====== LISTING ======
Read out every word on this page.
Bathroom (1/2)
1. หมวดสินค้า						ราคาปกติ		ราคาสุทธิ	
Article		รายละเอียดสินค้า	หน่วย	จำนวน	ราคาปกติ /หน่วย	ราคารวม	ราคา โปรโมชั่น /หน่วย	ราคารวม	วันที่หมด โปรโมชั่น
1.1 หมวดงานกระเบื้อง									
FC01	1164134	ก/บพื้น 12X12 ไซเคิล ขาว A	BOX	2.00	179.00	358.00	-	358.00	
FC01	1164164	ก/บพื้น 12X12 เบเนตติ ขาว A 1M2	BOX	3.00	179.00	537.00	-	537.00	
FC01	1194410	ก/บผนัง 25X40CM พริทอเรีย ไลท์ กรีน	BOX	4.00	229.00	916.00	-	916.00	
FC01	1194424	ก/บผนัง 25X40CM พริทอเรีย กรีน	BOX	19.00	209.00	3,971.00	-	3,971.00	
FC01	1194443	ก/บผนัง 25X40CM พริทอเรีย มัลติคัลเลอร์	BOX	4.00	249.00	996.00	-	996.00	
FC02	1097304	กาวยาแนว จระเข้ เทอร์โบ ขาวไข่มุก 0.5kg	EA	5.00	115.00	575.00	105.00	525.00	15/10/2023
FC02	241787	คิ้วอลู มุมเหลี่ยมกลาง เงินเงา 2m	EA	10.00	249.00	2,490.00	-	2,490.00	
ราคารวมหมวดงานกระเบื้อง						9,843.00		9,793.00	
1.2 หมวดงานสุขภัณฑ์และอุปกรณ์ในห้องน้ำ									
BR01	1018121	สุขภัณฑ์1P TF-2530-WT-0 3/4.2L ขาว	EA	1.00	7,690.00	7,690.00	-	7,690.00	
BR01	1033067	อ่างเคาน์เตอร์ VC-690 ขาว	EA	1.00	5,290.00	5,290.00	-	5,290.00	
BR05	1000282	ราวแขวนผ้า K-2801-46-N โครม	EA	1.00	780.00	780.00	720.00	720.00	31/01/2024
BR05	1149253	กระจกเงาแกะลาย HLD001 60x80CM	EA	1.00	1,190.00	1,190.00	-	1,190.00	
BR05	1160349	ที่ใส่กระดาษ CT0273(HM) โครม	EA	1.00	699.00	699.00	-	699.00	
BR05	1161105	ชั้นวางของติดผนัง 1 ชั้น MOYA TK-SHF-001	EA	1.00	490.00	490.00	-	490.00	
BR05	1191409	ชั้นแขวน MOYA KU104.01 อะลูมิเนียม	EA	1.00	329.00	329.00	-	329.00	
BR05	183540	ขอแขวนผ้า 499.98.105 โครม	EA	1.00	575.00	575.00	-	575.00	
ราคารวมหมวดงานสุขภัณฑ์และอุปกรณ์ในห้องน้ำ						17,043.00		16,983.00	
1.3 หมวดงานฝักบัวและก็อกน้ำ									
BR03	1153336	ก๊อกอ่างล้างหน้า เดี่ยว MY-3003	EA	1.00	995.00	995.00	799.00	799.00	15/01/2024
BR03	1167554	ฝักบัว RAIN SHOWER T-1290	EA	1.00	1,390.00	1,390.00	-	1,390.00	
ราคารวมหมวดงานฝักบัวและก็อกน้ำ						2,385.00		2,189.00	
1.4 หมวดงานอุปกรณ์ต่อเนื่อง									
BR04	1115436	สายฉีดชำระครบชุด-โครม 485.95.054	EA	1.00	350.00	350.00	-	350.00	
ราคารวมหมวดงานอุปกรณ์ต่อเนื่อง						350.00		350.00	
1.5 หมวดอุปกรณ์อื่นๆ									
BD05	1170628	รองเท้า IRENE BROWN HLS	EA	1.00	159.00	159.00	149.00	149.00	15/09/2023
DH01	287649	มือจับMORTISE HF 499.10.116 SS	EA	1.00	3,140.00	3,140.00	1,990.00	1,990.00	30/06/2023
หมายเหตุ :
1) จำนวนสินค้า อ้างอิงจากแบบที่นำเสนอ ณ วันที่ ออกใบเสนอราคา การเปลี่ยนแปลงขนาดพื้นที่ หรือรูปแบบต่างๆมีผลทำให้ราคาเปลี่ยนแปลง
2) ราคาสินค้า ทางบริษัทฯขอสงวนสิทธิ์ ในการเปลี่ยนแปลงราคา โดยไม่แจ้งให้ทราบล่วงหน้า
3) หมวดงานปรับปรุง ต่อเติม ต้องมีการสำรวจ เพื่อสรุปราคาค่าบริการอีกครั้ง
======
• **GOAL**
Repeat each entry word for word.

• **TASK OUTPUT**
Read out every word on this page.
Bathroom (1/2)
1. หมวดสินค้า						ราคาปกติ		ราคาสุทธิ	
Article		รายละเอียดสินค้า	หน่วย	จำนวน	ราคาปกติ /หน่วย	ราคารวม	ราคา โปรโมชั่น /หน่วย	ราคารวม	วันที่หมด โปรโมชั่น
1.1 หมวดงานกระเบื้อง									
FC01	1164134	ก/บพื้น 12X12 ไซเคิล ขาว A	BOX	2.00	179.00	358.00	-	358.00	
FC01	1164164	ก/บพื้น 12X12 เบเนตติ ขาว A 1M2	BOX	3.00	179.00	537.00	-	537.00	
FC01	1194410	ก/บผนัง 25X40CM พริทอเรีย ไลท์ กรีน	BOX	4.00	229.00	916.00	-	916.00	
FC01	1194424	ก/บผนัง 25X40CM พริทอเรีย กรีน	BOX	19.00	209.00	3,971.00	-	3,971.00	
FC01	1194443	ก/บผนัง 25X40CM พริทอเรีย มัลติคัลเลอร์	BOX	4.00	249.00	996.00	-	996.00	
FC02	1097304	กาวยาแนว จระเข้ เทอร์โบ ขาวไข่มุก 0.5kg	EA	5.00	115.00	575.00	105.00	525.00	15/10/2023
FC02	241787	คิ้วอลู มุมเหลี่ยมกลาง เงินเงา 2m	EA	10.00	249.00	2,490.00	-	2,490.00	
ราคารวมหมวดงานกระเบื้อง						9,843.00		9,793.00	
1.2 หมวดงานสุขภัณฑ์และอุปกรณ์ในห้องน้ำ									
BR01	1018121	สุขภัณฑ์1P TF-2530-WT-0 3/4.2L ขาว	EA	1.00	7,690.00	7,690.00	-	7,690.00	
BR01	1033067	อ่างเคาน์เตอร์ VC-690 ขาว	EA	1.00	5,290.00	5,290.00	-	5,290.00	
BR05	1000282	ราวแขวนผ้า K-2801-46-N โครม	EA	1.00	780.00	780.00	720.00	720.00	31/01/2024
BR05	1149253	กระจกเงาแกะลาย HLD001 60x80CM	EA	1.00	1,190.00	1,190.00	-	1,190.00	
BR05	1160349	ที่ใส่กระดาษ CT0273(HM) โครม	EA	1.00	699.00	699.00	-	699.00	
BR05	1161105	ชั้นวางของติดผนัง 1 ชั้น MOYA TK-SHF-001	EA	1.00	490.00	490.00	-	490.00	
BR05	1191409	ชั้นแขวน MOYA KU104.01 อะลูมิเนียม	EA	1.00	329.00	329.00	-	329.00	
BR05	183540	ขอแขวนผ้า 499.98.105 โครม	EA	1.00	575.00	575.00	-	575.00	
ราคารวมหมวดงานสุขภัณฑ์และอุปกรณ์ในห้องน้ำ						17,043.00		16,983.00	
1.3 หมวดงานฝักบัวและก็อกน้ำ									
BR03	1153336	ก๊อกอ่างล้างหน้า เดี่ยว MY-3003	EA	1.00	995.00	995.00	799.00	799.00	15/01/2024
BR03	1167554	ฝักบัว RAIN SHOWER T-1290	EA	1.00	1,390.00	1,390.00	-	1,390.00	
ราคารวมหมวดงานฝักบัวและก็อกน้ำ						2,385.00		2,189.00	
1.4 หมวดงานอุปกรณ์ต่อเนื่อง									
BR04	1115436	สายฉีดชำระครบชุด-โครม 485.95.054	EA	1.00	350.00	350.00	-	350.00	
ราคารวมหมวดงานอุปกรณ์ต่อเนื่อง						350.00		350.00	
1.5 หมวดอุปกรณ์อื่นๆ									
BD05	1170628	รองเท้า IRENE BROWN HLS	EA	1.00	159.00	159.00	149.00	149.00	15/09/2023
DH01	287649	มือจับMORTISE HF 499.10.116 SS	EA	1.00	3,140.00	3,140.00	1,990.00	1,990.00	30/06/2023
หมายเหตุ :
1) จำนวนสินค้า อ้างอิงจากแบบที่นำเสนอ ณ วันที่ ออกใบเสนอราคา การเปลี่ยนแปลงขนาดพื้นที่ หรือรูปแบบต่างๆมีผลทำให้ราคาเปลี่ยนแปลง
2) ราคาสินค้า ทางบริษัทฯขอสงวนสิทธิ์ ในการเปลี่ยนแปลงราคา โดยไม่แจ้งให้ทราบล่วงหน้า
3) หมวดงานปรับปรุง ต่อเติม ต้องมีการสำรวจ เพื่อสรุปราคาค่าบริการอีกครั้ง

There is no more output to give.